Source data =>
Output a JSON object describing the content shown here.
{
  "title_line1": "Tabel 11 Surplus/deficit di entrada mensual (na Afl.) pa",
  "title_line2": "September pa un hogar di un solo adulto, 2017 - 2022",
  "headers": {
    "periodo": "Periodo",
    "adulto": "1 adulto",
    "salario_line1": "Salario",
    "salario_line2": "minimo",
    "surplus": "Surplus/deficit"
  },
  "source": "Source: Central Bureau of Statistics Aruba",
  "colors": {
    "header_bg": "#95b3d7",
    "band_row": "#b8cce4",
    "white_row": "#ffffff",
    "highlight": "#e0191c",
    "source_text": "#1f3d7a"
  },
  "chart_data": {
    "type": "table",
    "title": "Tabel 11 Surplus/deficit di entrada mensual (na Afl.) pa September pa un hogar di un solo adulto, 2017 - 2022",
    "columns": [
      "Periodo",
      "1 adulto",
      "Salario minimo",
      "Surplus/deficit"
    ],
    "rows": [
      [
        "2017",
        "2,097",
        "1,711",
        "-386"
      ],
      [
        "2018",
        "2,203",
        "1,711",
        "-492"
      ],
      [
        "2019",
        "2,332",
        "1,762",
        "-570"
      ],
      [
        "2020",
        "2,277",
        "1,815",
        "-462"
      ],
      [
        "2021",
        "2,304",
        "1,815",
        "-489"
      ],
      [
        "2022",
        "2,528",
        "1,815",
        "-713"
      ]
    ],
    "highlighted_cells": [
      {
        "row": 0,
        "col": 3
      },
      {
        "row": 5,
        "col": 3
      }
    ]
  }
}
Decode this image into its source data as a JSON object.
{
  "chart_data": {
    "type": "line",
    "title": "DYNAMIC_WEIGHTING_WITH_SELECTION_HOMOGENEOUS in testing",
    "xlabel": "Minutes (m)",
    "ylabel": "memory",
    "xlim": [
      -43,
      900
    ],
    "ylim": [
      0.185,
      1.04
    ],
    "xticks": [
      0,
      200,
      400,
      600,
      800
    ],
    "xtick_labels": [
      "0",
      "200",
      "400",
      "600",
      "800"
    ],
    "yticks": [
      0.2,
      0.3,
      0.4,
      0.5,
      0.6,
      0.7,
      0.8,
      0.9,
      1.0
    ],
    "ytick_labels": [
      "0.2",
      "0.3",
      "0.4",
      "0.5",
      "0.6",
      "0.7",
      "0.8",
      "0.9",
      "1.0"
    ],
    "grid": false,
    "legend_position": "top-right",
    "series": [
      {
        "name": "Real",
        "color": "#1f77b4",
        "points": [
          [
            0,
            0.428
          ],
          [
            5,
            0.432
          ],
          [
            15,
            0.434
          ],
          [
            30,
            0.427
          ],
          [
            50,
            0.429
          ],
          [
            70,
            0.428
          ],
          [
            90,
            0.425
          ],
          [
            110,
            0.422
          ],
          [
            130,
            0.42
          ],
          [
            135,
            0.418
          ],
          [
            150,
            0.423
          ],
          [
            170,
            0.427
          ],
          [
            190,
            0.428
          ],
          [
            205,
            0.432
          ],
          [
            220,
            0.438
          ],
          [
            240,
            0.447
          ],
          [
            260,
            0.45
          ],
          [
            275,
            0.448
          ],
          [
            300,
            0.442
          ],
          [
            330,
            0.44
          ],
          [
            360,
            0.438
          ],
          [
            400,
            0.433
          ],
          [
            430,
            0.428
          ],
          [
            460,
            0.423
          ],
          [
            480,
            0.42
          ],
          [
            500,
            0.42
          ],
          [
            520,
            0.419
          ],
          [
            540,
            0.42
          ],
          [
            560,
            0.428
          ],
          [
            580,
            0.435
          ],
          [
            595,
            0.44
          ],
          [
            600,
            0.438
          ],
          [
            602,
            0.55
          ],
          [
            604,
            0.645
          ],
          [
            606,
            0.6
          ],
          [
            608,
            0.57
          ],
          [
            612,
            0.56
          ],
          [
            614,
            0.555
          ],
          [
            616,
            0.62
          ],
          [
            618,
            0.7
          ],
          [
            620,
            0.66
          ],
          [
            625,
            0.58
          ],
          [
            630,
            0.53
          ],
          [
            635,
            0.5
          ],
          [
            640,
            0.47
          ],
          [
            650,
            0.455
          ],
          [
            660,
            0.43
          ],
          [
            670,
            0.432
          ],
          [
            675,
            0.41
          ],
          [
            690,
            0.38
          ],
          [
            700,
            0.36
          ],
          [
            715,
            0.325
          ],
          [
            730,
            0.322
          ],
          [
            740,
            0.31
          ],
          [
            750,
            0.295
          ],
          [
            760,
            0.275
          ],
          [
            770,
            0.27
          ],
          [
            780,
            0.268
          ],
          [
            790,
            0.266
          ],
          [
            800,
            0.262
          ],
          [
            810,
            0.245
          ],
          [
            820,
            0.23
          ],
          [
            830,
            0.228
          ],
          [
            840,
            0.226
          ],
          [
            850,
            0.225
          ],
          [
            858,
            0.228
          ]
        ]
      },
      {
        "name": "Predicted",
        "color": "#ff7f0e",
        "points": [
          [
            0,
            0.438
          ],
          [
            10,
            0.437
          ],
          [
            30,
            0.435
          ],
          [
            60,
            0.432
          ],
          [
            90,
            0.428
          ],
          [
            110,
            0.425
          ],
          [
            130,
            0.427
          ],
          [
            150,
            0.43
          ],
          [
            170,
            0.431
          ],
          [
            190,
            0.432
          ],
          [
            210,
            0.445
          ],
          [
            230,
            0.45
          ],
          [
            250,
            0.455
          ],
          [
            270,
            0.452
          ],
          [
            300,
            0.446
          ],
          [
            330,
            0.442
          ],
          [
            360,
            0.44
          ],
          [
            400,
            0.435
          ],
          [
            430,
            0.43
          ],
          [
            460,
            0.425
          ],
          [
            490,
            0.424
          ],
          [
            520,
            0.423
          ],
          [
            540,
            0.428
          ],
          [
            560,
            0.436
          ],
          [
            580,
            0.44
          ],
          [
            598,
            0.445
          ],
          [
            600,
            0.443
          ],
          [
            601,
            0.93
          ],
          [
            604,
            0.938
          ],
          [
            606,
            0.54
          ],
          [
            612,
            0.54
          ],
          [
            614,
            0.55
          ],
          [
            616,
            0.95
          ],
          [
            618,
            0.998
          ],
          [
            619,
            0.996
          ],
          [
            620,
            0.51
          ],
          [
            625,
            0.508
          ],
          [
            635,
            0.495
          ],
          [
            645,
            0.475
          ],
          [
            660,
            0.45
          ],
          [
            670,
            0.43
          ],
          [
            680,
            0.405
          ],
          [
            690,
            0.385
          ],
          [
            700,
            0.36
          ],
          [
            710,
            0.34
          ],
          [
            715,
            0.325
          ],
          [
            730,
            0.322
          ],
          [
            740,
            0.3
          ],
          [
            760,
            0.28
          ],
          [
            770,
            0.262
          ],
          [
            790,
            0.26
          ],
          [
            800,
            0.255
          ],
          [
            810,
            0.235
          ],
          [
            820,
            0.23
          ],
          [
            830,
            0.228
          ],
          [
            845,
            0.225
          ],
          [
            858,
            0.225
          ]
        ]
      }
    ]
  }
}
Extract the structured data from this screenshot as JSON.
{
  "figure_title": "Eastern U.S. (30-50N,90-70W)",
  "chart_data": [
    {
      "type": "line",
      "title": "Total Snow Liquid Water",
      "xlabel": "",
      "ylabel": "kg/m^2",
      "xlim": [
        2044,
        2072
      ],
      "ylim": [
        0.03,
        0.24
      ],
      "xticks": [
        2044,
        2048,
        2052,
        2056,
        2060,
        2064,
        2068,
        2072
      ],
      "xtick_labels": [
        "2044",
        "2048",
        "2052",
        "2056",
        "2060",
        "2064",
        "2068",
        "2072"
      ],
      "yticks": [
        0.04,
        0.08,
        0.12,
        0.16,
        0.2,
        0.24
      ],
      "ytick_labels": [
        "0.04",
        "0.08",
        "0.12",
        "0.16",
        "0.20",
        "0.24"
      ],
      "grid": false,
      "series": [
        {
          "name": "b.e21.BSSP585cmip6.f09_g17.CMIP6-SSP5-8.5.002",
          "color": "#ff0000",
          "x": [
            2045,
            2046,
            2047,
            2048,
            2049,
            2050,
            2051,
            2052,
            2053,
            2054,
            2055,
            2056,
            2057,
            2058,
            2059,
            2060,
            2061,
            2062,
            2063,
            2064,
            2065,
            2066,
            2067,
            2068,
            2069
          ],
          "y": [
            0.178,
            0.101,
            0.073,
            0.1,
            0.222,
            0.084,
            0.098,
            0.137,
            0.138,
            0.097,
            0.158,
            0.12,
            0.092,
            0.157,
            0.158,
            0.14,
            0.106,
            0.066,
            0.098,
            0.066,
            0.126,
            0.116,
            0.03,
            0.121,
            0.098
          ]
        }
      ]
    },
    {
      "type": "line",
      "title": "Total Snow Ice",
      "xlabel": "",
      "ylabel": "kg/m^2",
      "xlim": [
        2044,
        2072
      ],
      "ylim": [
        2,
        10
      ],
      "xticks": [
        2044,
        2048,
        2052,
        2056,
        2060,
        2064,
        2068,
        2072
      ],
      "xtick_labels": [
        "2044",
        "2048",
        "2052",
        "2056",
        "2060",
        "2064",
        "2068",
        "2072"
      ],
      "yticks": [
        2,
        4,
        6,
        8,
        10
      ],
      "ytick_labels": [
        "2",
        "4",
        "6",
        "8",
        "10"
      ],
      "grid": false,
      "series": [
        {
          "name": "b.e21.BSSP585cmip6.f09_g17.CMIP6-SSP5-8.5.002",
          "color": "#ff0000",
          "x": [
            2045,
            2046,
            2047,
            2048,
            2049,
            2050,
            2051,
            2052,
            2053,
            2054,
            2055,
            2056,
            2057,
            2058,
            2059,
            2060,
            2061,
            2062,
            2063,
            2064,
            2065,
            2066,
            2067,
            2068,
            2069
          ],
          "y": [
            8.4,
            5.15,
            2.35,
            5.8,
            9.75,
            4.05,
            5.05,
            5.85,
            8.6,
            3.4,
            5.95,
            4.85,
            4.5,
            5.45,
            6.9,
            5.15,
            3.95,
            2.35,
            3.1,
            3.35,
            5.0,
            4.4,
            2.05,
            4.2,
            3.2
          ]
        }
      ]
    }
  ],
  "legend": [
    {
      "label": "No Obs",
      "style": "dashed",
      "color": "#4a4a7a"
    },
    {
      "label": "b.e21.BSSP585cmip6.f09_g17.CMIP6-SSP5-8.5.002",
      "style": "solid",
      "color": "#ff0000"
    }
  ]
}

WHAT TO DO => Collect each line of the entries that has the word "JSON", copying it in full.

SOLUTION TO THIS TASK =>
Output a JSON object describing the content shown here.
Decode this image into its source data as a JSON object.
Extract the structured data from this screenshot as JSON.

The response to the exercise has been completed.